● Records:

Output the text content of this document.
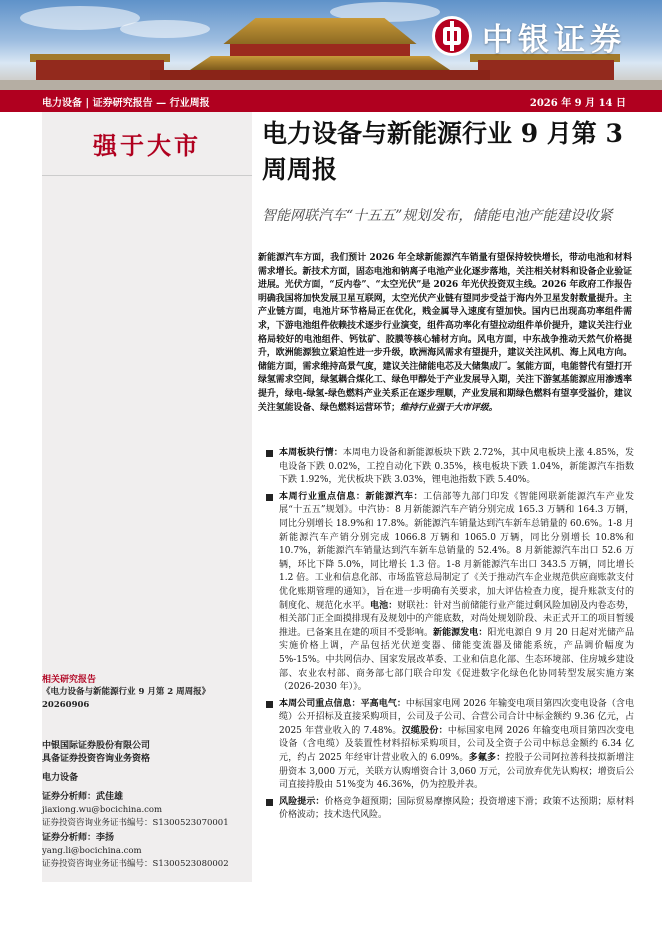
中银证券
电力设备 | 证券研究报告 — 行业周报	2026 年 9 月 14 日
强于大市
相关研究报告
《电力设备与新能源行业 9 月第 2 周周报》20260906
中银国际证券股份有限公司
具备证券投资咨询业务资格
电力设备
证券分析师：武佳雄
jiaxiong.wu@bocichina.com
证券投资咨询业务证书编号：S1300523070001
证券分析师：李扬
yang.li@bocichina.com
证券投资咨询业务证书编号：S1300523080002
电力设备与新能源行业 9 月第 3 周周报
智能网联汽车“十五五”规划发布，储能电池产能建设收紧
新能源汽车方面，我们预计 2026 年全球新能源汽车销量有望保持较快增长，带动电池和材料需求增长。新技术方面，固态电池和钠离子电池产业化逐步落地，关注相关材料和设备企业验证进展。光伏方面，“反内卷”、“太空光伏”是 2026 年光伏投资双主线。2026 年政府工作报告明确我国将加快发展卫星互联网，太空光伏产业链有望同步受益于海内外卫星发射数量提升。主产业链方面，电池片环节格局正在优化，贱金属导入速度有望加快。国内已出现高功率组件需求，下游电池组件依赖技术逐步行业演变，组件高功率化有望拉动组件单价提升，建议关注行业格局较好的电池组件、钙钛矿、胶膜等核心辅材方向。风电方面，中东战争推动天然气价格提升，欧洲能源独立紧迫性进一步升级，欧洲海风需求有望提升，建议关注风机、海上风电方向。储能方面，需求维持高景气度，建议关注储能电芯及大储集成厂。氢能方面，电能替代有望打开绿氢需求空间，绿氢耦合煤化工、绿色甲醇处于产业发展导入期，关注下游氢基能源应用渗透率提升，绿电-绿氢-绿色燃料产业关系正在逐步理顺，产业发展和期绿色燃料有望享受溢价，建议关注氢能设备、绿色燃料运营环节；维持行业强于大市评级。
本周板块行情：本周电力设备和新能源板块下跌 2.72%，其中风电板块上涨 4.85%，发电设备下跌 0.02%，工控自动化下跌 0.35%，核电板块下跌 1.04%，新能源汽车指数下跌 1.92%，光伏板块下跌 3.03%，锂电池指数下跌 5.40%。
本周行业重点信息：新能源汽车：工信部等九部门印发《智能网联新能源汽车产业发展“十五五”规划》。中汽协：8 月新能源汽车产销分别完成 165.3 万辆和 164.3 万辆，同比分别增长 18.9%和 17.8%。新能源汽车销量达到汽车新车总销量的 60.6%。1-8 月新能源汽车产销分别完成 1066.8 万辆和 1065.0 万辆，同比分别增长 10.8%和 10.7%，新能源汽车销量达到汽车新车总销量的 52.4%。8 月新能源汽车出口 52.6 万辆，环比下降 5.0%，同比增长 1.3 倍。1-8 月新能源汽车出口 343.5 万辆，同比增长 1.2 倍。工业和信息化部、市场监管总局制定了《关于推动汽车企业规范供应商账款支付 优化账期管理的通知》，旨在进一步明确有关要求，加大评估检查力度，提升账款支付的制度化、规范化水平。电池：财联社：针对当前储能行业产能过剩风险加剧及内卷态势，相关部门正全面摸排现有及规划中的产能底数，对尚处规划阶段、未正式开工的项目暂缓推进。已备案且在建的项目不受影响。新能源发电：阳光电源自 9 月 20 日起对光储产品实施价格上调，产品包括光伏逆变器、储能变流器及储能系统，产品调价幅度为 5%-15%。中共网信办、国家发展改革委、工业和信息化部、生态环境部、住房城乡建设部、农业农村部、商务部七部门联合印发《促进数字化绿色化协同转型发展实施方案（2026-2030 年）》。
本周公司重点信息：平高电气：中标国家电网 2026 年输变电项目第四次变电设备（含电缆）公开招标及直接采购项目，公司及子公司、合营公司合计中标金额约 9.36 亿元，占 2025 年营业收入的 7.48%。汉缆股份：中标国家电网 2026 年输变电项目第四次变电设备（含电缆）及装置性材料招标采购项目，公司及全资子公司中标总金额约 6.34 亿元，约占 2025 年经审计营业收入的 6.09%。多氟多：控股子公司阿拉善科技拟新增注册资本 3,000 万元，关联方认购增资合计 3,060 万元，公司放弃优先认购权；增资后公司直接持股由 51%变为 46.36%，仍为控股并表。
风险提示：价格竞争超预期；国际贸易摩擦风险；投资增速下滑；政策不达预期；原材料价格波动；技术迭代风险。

● Directions: From the records above, pull out every line containing the word "bocichina".

● Result below:
jiaxiong.wu@bocichina.com
yang.li@bocichina.com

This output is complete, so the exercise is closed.